Extracted records -
· · · ·

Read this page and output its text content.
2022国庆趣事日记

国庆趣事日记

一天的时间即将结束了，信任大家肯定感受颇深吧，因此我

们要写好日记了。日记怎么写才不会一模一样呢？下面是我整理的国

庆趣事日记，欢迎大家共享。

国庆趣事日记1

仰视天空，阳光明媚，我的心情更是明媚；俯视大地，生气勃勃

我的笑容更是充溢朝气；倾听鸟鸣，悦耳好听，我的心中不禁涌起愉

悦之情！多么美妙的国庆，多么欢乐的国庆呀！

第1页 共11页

· · · ·

The records above must be output exactly, in full.

Result of this task -
Read this page and output its text content.
2022国庆趣事日记

国庆趣事日记

一天的时间即将结束了，信任大家肯定感受颇深吧，因此我

们要写好日记了。日记怎么写才不会一模一样呢？下面是我整理的国

庆趣事日记，欢迎大家共享。

国庆趣事日记1

仰视天空，阳光明媚，我的心情更是明媚；俯视大地，生气勃勃

我的笑容更是充溢朝气；倾听鸟鸣，悦耳好听，我的心中不禁涌起愉

悦之情！多么美妙的国庆，多么欢乐的国庆呀！

第1页 共11页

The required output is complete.